start SUPPLIED RECORDS

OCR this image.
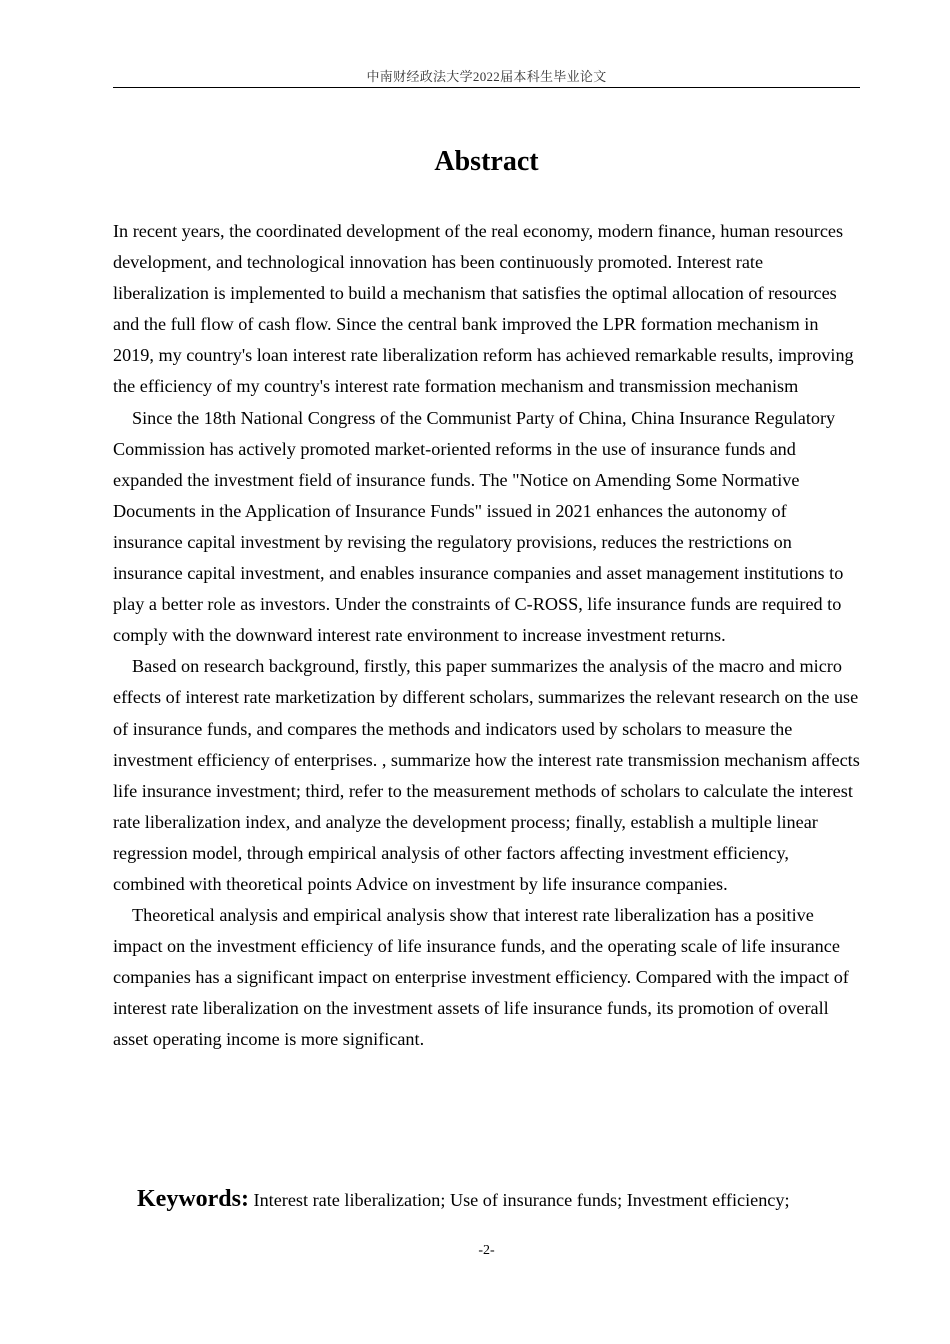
中南财经政法大学2022届本科生毕业论文
Abstract

In recent years, the coordinated development of the real economy, modern finance, human resources development, and technological innovation has been continuously promoted. Interest rate liberalization is implemented to build a mechanism that satisfies the optimal allocation of resources and the full flow of cash flow. Since the central bank improved the LPR formation mechanism in 2019, my country's loan interest rate liberalization reform has achieved remarkable results, improving the efficiency of my country's interest rate formation mechanism and transmission mechanism

Since the 18th National Congress of the Communist Party of China, China Insurance Regulatory Commission has actively promoted market-oriented reforms in the use of insurance funds and expanded the investment field of insurance funds. The "Notice on Amending Some Normative Documents in the Application of Insurance Funds" issued in 2021 enhances the autonomy of insurance capital investment by revising the regulatory provisions, reduces the restrictions on insurance capital investment, and enables insurance companies and asset management institutions to play a better role as investors. Under the constraints of C-ROSS, life insurance funds are required to comply with the downward interest rate environment to increase investment returns.

Based on research background, firstly, this paper summarizes the analysis of the macro and micro effects of interest rate marketization by different scholars, summarizes the relevant research on the use of insurance funds, and compares the methods and indicators used by scholars to measure the investment efficiency of enterprises. , summarize how the interest rate transmission mechanism affects life insurance investment; third, refer to the measurement methods of scholars to calculate the interest rate liberalization index, and analyze the development process; finally, establish a multiple linear regression model, through empirical analysis of other factors affecting investment efficiency, combined with theoretical points Advice on investment by life insurance companies.

Theoretical analysis and empirical analysis show that interest rate liberalization has a positive impact on the investment efficiency of life insurance funds, and the operating scale of life insurance companies has a significant impact on enterprise investment efficiency. Compared with the impact of interest rate liberalization on the investment assets of life insurance funds, its promotion of overall asset operating income is more significant.

Keywords: Interest rate liberalization; Use of insurance funds; Investment efficiency;
-2-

end SUPPLIED RECORDS

» TASK DETAILS
From the data above, copy each line that holds "this".

» OUTPUT OF THE EXERCISE
OCR this image.
Based on research background, firstly, this paper summarizes the analysis of the macro and micro effects of interest rate marketization by different scholars, summarizes the relevant research on the use of insurance funds, and compares the methods and indicators used by scholars to measure the investment efficiency of enterprises. , summarize how the interest rate transmission mechanism affects life insurance investment; third, refer to the measurement methods of scholars to calculate the interest rate liberalization index, and analyze the development process; finally, establish a multiple linear regression model, through empirical analysis of other factors affecting investment efficiency, combined with theoretical points Advice on investment by life insurance companies.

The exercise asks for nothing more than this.